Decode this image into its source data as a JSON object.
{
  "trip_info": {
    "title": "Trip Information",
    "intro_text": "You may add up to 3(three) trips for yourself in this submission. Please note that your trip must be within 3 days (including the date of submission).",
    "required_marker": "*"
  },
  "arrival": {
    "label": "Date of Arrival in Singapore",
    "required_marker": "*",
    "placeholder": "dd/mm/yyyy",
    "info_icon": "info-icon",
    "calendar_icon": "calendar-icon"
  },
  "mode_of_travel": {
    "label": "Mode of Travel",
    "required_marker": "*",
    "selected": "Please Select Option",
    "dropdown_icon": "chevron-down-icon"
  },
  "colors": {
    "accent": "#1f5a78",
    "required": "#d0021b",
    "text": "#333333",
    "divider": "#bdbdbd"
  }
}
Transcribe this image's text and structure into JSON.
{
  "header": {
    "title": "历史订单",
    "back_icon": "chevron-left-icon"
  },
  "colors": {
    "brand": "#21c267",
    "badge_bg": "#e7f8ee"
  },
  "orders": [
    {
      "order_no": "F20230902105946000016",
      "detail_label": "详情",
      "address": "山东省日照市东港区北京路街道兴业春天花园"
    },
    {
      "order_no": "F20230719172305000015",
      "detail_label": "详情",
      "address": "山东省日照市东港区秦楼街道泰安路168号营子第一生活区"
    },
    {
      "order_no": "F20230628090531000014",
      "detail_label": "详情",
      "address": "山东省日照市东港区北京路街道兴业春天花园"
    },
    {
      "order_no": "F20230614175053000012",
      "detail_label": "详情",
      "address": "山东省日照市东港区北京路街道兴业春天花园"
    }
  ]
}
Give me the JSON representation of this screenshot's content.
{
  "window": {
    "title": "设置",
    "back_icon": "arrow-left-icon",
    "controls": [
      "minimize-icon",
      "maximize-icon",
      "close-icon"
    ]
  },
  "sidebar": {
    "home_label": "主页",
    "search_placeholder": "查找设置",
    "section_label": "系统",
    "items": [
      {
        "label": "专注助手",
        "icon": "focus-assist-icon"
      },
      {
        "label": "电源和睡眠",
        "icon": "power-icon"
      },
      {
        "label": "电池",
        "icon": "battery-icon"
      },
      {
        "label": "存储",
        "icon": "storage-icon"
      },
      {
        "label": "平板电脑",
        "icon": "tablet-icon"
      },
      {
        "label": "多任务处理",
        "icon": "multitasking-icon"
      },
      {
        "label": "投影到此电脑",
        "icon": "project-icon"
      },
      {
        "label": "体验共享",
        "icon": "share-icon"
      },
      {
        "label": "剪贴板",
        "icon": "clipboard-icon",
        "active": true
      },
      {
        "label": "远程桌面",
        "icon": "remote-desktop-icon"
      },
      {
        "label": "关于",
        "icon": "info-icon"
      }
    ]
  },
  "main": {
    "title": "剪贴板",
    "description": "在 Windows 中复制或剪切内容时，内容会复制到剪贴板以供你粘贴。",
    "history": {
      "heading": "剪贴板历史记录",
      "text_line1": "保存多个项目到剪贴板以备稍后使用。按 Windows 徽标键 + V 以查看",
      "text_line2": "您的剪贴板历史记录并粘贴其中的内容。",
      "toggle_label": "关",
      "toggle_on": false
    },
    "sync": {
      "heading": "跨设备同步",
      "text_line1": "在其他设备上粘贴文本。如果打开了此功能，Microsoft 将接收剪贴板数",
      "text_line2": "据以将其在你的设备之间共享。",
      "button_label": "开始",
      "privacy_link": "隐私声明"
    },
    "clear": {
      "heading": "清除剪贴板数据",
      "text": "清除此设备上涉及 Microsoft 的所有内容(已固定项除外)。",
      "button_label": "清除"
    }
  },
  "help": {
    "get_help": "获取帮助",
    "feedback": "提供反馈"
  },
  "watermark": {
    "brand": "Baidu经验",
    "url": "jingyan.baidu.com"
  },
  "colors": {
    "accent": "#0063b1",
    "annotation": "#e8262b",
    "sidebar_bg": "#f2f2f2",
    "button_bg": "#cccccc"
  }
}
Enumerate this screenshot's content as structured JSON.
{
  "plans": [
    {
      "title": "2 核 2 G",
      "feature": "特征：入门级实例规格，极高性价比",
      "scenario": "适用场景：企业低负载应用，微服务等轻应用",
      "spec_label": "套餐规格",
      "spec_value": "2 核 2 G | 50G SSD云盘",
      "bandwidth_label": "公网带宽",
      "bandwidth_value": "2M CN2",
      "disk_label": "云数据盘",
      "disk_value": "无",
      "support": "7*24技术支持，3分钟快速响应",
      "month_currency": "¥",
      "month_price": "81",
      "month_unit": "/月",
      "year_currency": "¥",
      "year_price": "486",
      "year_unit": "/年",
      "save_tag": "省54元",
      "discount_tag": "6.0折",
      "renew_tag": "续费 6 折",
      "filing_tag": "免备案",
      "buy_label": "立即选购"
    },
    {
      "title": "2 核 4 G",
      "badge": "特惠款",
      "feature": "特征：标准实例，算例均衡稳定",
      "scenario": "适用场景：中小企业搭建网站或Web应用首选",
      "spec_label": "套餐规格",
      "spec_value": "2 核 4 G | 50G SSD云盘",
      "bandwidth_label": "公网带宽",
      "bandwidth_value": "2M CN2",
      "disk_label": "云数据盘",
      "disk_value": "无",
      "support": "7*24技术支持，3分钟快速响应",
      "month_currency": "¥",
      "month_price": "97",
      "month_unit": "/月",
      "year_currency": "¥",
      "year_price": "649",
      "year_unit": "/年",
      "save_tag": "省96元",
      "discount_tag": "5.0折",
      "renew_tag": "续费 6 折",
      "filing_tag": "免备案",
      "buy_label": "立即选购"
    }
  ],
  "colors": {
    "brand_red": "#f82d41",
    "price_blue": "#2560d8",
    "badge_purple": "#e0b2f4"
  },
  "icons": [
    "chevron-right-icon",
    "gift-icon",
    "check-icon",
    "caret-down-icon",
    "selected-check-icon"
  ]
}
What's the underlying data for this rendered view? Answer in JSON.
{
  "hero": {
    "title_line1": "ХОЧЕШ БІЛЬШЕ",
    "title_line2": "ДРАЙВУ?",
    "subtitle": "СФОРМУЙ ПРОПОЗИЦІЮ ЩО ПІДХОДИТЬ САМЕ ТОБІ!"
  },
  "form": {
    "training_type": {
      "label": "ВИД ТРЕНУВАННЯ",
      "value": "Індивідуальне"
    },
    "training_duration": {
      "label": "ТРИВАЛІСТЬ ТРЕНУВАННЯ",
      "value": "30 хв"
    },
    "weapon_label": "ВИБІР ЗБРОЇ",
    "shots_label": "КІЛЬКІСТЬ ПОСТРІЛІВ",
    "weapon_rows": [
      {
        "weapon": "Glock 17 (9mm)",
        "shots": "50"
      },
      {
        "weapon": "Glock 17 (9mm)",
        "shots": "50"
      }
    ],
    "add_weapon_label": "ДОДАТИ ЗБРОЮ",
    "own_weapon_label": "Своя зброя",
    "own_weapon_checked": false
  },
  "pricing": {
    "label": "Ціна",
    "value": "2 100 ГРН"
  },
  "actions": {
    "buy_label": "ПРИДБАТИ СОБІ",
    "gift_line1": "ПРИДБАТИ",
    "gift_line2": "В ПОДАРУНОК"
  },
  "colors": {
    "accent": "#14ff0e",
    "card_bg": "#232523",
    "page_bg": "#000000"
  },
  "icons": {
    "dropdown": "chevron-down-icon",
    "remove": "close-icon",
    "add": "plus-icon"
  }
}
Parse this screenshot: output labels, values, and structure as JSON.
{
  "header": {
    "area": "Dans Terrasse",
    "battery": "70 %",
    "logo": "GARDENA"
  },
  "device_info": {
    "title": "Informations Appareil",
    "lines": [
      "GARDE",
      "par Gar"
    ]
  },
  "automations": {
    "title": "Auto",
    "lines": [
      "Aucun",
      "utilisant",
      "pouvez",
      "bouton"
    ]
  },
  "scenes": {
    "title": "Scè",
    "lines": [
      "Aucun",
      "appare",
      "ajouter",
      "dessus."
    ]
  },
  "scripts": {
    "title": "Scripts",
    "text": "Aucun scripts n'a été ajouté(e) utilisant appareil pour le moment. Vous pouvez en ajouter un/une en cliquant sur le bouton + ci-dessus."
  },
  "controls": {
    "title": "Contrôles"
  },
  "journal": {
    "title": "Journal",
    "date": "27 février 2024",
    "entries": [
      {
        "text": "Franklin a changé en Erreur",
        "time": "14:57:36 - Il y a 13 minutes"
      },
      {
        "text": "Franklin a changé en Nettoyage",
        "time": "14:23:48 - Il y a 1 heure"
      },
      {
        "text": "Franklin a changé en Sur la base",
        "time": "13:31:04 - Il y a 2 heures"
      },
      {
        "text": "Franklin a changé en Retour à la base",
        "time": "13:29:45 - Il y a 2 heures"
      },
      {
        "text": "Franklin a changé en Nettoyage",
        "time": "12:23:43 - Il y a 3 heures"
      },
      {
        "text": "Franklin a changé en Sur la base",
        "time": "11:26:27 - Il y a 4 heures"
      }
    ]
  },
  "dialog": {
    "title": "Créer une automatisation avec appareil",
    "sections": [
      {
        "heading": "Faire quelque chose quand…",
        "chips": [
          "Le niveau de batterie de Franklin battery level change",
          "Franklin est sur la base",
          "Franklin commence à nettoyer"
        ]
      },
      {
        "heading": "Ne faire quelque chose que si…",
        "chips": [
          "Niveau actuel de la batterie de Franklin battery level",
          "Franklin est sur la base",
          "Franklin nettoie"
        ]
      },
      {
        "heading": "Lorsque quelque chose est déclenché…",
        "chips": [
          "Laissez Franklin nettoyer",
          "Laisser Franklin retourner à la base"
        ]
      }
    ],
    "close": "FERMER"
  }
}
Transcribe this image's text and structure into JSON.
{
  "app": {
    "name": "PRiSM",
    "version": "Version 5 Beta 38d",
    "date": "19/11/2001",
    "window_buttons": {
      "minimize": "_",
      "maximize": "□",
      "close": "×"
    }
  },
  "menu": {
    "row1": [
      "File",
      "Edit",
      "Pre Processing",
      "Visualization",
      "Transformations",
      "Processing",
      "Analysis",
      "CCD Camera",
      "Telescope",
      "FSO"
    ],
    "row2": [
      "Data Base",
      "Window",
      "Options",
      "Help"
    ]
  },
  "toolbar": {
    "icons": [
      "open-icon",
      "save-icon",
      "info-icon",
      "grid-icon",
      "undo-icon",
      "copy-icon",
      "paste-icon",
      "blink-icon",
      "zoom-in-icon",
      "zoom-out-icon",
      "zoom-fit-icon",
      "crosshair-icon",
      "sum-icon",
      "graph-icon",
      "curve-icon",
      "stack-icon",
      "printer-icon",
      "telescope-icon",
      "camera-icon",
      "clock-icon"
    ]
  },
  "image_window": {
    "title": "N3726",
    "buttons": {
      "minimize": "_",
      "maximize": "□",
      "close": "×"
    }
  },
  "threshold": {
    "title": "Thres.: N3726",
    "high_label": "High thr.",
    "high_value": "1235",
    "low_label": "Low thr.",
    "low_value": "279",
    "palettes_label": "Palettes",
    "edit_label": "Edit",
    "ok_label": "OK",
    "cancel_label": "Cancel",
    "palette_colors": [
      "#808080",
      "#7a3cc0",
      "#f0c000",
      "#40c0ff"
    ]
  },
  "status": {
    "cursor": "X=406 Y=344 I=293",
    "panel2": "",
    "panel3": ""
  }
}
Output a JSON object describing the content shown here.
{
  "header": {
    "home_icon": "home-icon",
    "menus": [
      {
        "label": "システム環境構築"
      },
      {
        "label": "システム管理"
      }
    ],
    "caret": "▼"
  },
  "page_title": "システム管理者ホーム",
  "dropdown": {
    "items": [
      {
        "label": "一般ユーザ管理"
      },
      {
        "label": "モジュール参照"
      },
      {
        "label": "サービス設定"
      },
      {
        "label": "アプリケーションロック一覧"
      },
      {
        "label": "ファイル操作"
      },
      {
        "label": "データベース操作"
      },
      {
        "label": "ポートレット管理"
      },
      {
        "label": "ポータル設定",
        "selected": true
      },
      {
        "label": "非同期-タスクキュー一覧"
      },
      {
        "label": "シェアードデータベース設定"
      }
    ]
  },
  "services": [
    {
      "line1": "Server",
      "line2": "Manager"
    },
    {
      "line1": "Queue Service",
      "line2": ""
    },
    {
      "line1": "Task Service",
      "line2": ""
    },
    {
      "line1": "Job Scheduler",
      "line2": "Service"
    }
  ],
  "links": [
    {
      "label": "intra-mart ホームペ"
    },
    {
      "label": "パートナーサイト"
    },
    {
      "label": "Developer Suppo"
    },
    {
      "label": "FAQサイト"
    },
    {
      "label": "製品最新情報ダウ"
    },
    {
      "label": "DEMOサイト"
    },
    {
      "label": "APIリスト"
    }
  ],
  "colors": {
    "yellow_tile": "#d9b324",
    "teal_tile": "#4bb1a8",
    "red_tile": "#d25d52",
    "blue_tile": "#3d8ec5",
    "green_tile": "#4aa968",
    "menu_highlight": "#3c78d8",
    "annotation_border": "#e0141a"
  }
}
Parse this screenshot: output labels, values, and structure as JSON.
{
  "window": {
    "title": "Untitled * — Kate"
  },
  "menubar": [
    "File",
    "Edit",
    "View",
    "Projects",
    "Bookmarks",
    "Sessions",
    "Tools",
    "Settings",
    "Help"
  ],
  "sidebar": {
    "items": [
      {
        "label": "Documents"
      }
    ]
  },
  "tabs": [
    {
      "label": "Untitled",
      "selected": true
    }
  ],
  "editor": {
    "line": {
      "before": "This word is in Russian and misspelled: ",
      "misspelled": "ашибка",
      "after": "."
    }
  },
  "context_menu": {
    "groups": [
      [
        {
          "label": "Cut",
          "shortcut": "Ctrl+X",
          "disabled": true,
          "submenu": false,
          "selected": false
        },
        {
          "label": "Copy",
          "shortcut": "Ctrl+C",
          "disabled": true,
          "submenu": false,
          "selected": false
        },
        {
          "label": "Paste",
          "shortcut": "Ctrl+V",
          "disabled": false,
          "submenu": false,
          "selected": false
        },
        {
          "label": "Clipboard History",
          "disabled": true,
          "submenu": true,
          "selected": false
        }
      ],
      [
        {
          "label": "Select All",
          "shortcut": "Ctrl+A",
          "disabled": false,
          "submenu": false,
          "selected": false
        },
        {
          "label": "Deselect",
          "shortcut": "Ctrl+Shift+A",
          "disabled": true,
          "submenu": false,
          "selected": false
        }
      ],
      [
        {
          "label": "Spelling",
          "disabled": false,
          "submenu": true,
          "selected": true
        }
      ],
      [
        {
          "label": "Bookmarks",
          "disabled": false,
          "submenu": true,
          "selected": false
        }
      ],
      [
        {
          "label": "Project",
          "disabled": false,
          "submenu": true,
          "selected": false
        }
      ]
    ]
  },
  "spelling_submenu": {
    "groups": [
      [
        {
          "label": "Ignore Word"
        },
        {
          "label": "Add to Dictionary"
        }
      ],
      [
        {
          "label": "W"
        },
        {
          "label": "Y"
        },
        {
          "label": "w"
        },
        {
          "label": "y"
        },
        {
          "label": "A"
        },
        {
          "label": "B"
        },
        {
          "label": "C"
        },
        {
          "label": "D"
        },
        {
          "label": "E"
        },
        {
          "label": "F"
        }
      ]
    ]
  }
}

+++

Task objective - Extract each line from the entries above that contains the string "chose".

Expected answer -
        "heading": "Faire quelque chose quand…",
        "heading": "Ne faire quelque chose que si…",
        "heading": "Lorsque quelque chose est déclenché…",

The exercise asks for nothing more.